*JOB:* All entries must be repeated exactly; do not include the pictures.

*SUPPLIED MATERIAL:*
☆ ☆ ☆ ☆ ☆

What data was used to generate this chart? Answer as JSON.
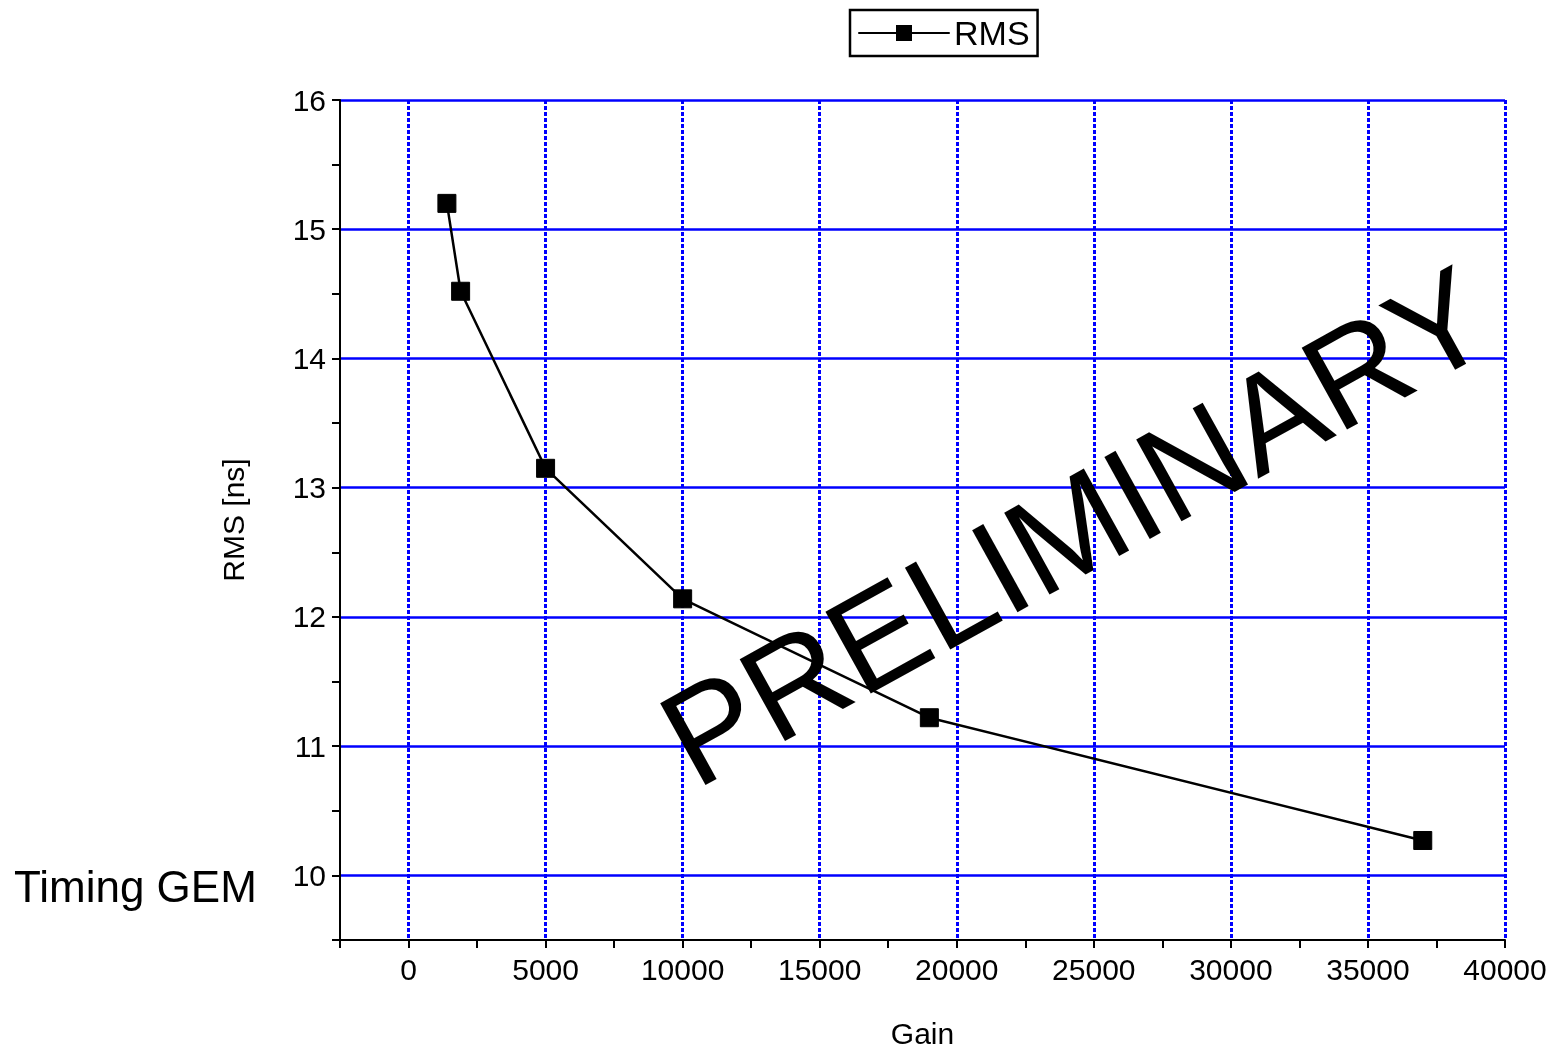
{
  "chart_data": {
    "type": "line",
    "xlabel": "Gain",
    "ylabel": "RMS [ns]",
    "xlim": [
      -2500,
      40000
    ],
    "ylim": [
      9.5,
      16
    ],
    "xticks": [
      {
        "value": -2500,
        "label": null
      },
      0,
      {
        "value": 2500,
        "label": null
      },
      5000,
      {
        "value": 7500,
        "label": null
      },
      10000,
      {
        "value": 12500,
        "label": null
      },
      15000,
      {
        "value": 17500,
        "label": null
      },
      20000,
      {
        "value": 22500,
        "label": null
      },
      25000,
      {
        "value": 27500,
        "label": null
      },
      30000,
      {
        "value": 32500,
        "label": null
      },
      35000,
      {
        "value": 37500,
        "label": null
      },
      40000
    ],
    "yticks": [
      {
        "value": 9.5,
        "label": null
      },
      10,
      {
        "value": 10.5,
        "label": null
      },
      11,
      {
        "value": 11.5,
        "label": null
      },
      12,
      {
        "value": 12.5,
        "label": null
      },
      13,
      {
        "value": 13.5,
        "label": null
      },
      14,
      {
        "value": 14.5,
        "label": null
      },
      15,
      {
        "value": 15.5,
        "label": null
      },
      16
    ],
    "x": [
      1400,
      1900,
      5000,
      10000,
      19000,
      37000
    ],
    "series": [
      {
        "name": "RMS",
        "color": "#000000",
        "values": [
          15.2,
          14.52,
          13.15,
          12.14,
          11.22,
          10.27
        ]
      }
    ],
    "grid": true,
    "legend": "top",
    "marker": "square",
    "line_style": "solid",
    "annotations": [
      "PRELIMINARY",
      "Timing GEM"
    ]
  }
}
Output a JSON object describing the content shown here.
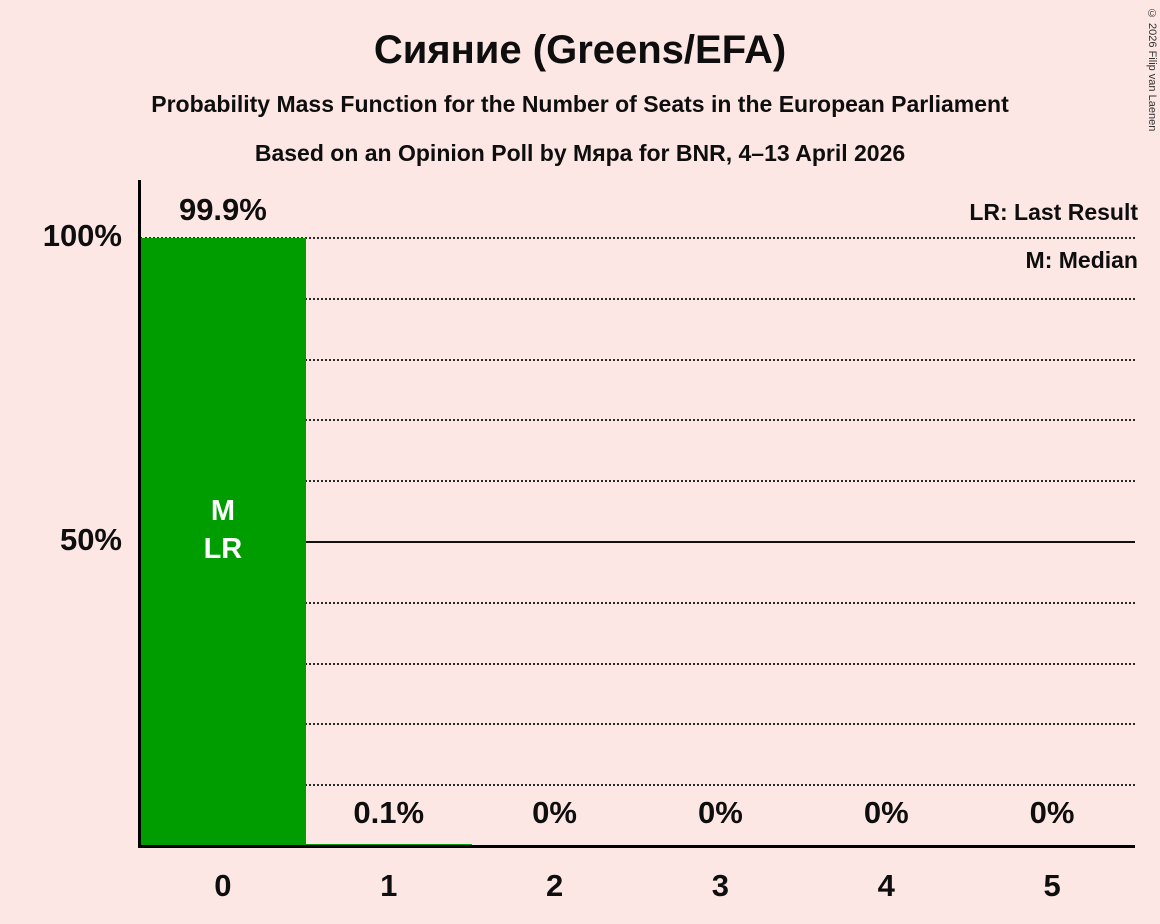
{
  "chart_data": {
    "type": "bar",
    "title": "Сияние (Greens/EFA)",
    "subtitle": "Probability Mass Function for the Number of Seats in the European Parliament",
    "poll_info": "Based on an Opinion Poll by Мяра for BNR, 4–13 April 2026",
    "categories": [
      "0",
      "1",
      "2",
      "3",
      "4",
      "5"
    ],
    "values": [
      99.9,
      0.1,
      0,
      0,
      0,
      0
    ],
    "value_labels": [
      "99.9%",
      "0.1%",
      "0%",
      "0%",
      "0%",
      "0%"
    ],
    "xlabel": "",
    "ylabel": "",
    "ylim": [
      0,
      100
    ],
    "ytick_labels": {
      "100": "100%",
      "50": "50%"
    },
    "gridlines_percent": [
      10,
      20,
      30,
      40,
      50,
      60,
      70,
      80,
      90,
      100
    ],
    "solid_gridline": 50,
    "grid": true,
    "legend_position": "top-right",
    "legend": [
      "LR: Last Result",
      "M: Median"
    ],
    "bar_annotations": [
      {
        "category": "0",
        "lines": [
          "M",
          "LR"
        ]
      }
    ],
    "bar_color": "#009d00",
    "background_color": "#fce7e4",
    "copyright": "© 2026 Filip van Laenen"
  }
}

☆ ☆ ☆ ☆ ☆

*ANSWER FOR THE TASK:*
What data was used to generate this chart? Answer as JSON.
{
  "chart_data": {
    "type": "line",
    "xlabel": "Gain",
    "ylabel": "RMS [ns]",
    "xlim": [
      -2500,
      40000
    ],
    "ylim": [
      9.5,
      16
    ],
    "xticks": [
      {
        "value": -2500,
        "label": null
      },
      0,
      {
        "value": 2500,
        "label": null
      },
      5000,
      {
        "value": 7500,
        "label": null
      },
      10000,
      {
        "value": 12500,
        "label": null
      },
      15000,
      {
        "value": 17500,
        "label": null
      },
      20000,
      {
        "value": 22500,
        "label": null
      },
      25000,
      {
        "value": 27500,
        "label": null
      },
      30000,
      {
        "value": 32500,
        "label": null
      },
      35000,
      {
        "value": 37500,
        "label": null
      },
      40000
    ],
    "yticks": [
      {
        "value": 9.5,
        "label": null
      },
      10,
      {
        "value": 10.5,
        "label": null
      },
      11,
      {
        "value": 11.5,
        "label": null
      },
      12,
      {
        "value": 12.5,
        "label": null
      },
      13,
      {
        "value": 13.5,
        "label": null
      },
      14,
      {
        "value": 14.5,
        "label": null
      },
      15,
      {
        "value": 15.5,
        "label": null
      },
      16
    ],
    "x": [
      1400,
      1900,
      5000,
      10000,
      19000,
      37000
    ],
    "series": [
      {
        "name": "RMS",
        "color": "#000000",
        "values": [
          15.2,
          14.52,
          13.15,
          12.14,
          11.22,
          10.27
        ]
      }
    ],
    "grid": true,
    "legend": "top",
    "marker": "square",
    "line_style": "solid",
    "annotations": [
      "PRELIMINARY",
      "Timing GEM"
    ]
  }
}
Output a JSON object describing the content shown here.
{
  "chart_data": {
    "type": "bar",
    "title": "Сияние (Greens/EFA)",
    "subtitle": "Probability Mass Function for the Number of Seats in the European Parliament",
    "poll_info": "Based on an Opinion Poll by Мяра for BNR, 4–13 April 2026",
    "categories": [
      "0",
      "1",
      "2",
      "3",
      "4",
      "5"
    ],
    "values": [
      99.9,
      0.1,
      0,
      0,
      0,
      0
    ],
    "value_labels": [
      "99.9%",
      "0.1%",
      "0%",
      "0%",
      "0%",
      "0%"
    ],
    "xlabel": "",
    "ylabel": "",
    "ylim": [
      0,
      100
    ],
    "ytick_labels": {
      "100": "100%",
      "50": "50%"
    },
    "gridlines_percent": [
      10,
      20,
      30,
      40,
      50,
      60,
      70,
      80,
      90,
      100
    ],
    "solid_gridline": 50,
    "grid": true,
    "legend_position": "top-right",
    "legend": [
      "LR: Last Result",
      "M: Median"
    ],
    "bar_annotations": [
      {
        "category": "0",
        "lines": [
          "M",
          "LR"
        ]
      }
    ],
    "bar_color": "#009d00",
    "background_color": "#fce7e4",
    "copyright": "© 2026 Filip van Laenen"
  }
}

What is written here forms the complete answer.